[Data excerpts]
↓↓↓

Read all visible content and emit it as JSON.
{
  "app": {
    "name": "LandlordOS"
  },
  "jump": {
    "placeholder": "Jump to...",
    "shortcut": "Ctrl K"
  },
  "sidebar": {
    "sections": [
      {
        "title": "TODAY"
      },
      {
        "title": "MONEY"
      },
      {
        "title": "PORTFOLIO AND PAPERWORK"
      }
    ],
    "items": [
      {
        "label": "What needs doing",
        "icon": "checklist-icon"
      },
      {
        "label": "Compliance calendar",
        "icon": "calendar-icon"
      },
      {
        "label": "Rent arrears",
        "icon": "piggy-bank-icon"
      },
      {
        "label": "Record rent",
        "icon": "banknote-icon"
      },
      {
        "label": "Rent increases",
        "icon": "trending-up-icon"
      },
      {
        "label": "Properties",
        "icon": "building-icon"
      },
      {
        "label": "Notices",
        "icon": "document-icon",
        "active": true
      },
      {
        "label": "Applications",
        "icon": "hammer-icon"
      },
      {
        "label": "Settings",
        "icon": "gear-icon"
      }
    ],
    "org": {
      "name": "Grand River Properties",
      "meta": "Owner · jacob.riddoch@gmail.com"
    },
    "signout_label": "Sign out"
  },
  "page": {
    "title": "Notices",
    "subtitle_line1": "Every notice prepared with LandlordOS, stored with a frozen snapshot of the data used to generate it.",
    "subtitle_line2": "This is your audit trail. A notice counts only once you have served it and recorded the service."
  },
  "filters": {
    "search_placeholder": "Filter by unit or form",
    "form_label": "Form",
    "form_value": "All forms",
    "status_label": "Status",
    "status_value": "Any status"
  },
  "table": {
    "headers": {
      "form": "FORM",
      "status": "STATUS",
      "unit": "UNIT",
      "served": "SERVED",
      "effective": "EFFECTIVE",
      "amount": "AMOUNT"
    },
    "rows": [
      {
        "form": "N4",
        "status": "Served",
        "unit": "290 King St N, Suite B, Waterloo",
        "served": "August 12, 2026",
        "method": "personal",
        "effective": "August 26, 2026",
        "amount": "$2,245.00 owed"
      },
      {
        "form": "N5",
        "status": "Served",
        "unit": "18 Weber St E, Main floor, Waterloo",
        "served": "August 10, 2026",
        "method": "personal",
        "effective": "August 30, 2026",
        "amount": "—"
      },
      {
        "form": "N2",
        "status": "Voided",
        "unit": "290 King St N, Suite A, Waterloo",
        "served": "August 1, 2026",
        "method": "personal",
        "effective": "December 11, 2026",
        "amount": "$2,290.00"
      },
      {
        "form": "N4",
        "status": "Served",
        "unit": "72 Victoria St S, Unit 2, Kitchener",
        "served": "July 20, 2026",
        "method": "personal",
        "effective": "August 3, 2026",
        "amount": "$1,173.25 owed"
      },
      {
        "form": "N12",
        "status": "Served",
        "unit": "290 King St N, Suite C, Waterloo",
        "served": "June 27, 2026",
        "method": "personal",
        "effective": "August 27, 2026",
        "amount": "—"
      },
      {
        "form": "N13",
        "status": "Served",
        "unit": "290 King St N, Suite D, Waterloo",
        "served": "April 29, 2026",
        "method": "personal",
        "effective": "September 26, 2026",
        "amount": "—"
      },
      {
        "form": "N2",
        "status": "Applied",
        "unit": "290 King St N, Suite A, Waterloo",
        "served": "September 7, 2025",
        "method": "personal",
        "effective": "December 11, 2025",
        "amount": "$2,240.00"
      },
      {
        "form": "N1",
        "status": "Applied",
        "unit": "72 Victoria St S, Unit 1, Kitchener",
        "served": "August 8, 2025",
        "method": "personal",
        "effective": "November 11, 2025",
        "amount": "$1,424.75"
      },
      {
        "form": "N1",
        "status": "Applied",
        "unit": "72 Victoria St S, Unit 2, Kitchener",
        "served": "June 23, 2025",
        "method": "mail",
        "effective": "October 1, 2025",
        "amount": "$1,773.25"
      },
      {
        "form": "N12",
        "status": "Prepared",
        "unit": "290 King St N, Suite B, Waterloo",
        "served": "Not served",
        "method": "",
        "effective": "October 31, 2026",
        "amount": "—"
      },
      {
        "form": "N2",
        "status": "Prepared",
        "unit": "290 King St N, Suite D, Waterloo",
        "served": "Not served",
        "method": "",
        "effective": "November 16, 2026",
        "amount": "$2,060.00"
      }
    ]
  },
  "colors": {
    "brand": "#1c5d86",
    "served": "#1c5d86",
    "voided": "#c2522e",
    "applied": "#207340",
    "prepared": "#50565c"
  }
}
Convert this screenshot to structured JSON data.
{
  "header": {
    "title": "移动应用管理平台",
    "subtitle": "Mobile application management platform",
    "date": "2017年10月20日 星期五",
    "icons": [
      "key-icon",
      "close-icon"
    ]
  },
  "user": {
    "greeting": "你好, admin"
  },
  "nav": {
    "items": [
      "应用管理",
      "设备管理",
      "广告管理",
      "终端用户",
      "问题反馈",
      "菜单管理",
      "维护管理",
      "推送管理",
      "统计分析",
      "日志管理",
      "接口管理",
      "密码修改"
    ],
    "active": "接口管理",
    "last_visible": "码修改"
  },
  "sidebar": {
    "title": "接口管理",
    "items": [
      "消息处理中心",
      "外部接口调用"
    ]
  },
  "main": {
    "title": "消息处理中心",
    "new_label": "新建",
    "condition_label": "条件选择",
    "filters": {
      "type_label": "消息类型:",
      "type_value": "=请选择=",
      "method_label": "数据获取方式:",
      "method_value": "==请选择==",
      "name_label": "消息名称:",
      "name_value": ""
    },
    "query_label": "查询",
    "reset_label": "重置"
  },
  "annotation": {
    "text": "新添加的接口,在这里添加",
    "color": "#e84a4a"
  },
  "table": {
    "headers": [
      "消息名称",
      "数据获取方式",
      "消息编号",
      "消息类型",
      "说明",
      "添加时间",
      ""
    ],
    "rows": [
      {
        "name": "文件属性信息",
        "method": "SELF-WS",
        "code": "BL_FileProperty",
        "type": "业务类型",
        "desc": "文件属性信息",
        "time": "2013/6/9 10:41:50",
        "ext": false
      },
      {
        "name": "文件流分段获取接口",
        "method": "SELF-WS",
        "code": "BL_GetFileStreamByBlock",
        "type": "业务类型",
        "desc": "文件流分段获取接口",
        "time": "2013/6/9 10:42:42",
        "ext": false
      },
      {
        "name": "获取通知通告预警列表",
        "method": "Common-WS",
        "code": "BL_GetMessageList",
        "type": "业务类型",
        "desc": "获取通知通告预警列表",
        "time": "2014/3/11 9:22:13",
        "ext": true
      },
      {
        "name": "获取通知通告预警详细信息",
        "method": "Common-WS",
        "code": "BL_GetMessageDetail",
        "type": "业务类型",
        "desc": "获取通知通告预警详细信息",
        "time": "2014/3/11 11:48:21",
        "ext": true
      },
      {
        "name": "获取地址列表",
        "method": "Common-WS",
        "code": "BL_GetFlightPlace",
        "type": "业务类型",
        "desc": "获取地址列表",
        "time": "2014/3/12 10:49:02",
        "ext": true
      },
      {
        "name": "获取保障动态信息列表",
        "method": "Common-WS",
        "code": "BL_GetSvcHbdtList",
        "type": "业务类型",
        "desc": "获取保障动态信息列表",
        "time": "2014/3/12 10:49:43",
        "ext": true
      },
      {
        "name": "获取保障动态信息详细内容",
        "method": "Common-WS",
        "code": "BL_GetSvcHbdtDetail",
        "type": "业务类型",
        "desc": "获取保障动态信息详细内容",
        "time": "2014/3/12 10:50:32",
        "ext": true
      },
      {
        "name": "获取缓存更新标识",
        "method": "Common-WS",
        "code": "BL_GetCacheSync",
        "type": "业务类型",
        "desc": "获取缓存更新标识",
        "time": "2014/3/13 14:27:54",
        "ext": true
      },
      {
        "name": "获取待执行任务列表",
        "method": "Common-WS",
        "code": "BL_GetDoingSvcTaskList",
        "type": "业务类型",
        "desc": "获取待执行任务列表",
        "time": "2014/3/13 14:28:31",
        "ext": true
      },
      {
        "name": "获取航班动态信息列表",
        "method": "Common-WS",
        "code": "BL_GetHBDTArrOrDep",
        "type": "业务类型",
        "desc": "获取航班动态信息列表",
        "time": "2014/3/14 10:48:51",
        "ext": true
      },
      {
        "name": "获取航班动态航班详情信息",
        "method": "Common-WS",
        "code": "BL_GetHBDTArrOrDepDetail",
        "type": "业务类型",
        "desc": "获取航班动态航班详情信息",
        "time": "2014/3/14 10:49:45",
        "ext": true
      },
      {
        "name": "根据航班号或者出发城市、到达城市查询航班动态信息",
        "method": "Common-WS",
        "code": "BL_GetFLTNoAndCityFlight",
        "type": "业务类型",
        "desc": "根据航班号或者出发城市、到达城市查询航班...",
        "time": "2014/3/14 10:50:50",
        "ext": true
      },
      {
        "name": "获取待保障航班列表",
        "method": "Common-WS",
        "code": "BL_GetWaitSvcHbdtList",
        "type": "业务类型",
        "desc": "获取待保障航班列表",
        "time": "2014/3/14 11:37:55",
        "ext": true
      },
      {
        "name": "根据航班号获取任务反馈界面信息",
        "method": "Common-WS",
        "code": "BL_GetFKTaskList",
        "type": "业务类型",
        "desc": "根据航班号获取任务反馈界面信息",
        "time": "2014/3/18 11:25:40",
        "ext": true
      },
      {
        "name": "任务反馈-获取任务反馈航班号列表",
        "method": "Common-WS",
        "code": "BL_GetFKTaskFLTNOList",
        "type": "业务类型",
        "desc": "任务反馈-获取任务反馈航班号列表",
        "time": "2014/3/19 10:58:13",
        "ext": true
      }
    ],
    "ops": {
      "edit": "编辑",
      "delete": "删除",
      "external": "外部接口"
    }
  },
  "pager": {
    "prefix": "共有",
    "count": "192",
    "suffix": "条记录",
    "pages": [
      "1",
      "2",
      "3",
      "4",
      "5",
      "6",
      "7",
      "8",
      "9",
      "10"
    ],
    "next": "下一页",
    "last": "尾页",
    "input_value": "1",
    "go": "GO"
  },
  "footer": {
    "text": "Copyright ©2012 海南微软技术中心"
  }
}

↑↑↑

» **TASK TO COMPLETE**: Every line above that contains the word "June" should be reported.

» **EXERCISE SOLUTION**:
        "served": "June 27, 2026",
        "served": "June 23, 2025",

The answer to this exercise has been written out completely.